▶ **Task details**
Go through the data below and gather each line containing "Shipping".

--- Start of Supplied material ---

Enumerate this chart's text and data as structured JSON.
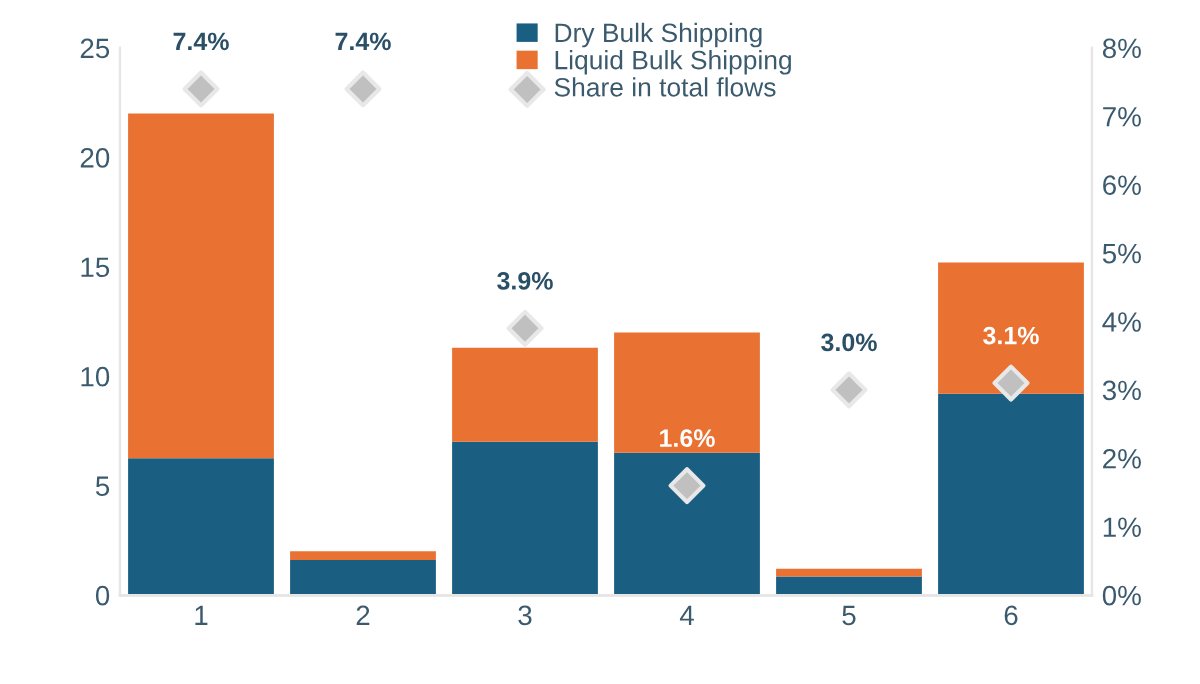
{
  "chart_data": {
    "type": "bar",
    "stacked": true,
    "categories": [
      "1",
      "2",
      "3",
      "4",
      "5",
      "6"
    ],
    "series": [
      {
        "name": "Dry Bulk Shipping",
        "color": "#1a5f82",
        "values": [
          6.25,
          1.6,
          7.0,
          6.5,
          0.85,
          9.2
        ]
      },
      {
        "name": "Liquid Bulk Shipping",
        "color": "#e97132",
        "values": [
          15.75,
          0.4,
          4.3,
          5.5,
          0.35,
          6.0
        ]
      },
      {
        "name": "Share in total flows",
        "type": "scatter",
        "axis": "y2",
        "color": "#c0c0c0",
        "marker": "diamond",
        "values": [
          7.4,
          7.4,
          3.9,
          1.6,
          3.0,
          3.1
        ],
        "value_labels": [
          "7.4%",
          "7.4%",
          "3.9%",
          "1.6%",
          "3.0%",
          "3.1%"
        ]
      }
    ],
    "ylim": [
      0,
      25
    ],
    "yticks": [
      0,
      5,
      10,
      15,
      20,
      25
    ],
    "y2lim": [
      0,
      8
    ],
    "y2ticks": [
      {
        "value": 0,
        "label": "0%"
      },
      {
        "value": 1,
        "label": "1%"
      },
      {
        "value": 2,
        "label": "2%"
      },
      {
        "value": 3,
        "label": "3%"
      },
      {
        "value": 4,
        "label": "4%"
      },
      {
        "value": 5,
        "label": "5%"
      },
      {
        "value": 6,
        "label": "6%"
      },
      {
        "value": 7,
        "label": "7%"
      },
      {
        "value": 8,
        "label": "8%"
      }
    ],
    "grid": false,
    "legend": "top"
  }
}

--- End of Supplied material ---
--- Start of Supplied material ---

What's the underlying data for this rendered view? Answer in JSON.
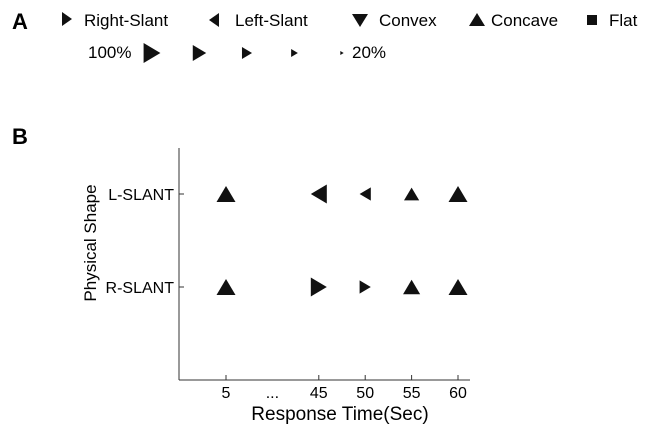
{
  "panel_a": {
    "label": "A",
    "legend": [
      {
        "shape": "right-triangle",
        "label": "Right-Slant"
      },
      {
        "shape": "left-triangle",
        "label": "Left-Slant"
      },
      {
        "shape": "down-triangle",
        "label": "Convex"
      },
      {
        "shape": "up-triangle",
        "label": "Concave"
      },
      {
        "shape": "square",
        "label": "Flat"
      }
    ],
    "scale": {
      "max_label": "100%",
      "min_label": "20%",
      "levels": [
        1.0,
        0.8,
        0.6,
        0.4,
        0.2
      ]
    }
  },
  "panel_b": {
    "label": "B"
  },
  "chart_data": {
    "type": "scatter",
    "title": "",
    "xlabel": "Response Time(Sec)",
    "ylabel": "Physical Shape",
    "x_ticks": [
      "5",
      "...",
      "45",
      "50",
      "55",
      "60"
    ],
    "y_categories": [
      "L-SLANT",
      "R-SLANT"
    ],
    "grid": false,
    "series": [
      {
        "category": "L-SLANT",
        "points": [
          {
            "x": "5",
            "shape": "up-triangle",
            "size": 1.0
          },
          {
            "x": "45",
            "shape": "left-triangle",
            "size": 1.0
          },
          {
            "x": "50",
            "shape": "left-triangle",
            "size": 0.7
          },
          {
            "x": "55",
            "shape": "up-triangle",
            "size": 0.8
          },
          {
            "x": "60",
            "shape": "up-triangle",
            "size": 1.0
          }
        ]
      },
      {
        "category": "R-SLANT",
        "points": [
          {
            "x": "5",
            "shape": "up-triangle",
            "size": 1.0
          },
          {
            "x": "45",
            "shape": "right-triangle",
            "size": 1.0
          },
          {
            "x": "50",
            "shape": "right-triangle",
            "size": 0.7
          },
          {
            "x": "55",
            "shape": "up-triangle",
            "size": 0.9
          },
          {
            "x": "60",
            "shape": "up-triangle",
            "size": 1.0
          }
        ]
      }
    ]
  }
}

--- End of Supplied material ---
--- Start of Supplied material ---

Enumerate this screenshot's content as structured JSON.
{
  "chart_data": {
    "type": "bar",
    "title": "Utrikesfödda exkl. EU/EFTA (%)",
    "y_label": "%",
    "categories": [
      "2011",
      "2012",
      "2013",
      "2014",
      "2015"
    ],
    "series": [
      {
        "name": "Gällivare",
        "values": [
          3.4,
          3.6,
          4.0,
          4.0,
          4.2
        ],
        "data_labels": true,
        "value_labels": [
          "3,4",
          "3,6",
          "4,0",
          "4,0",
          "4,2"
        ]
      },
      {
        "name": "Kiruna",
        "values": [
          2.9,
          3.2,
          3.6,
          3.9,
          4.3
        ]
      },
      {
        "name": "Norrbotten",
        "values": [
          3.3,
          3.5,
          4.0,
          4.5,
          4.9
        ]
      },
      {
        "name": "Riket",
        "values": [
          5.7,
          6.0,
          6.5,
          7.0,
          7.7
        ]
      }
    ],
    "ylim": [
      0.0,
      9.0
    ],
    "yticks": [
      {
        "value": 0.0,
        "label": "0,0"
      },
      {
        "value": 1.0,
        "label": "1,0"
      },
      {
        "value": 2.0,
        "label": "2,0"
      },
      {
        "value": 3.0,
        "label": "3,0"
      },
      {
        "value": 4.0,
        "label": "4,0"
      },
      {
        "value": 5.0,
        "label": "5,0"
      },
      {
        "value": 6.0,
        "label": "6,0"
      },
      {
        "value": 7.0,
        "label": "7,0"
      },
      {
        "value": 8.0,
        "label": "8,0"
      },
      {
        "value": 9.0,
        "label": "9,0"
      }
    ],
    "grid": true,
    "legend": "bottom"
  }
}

--- End of Supplied material ---

▶ **Correct answer**
        "name": "Dry Bulk Shipping",
        "name": "Liquid Bulk Shipping",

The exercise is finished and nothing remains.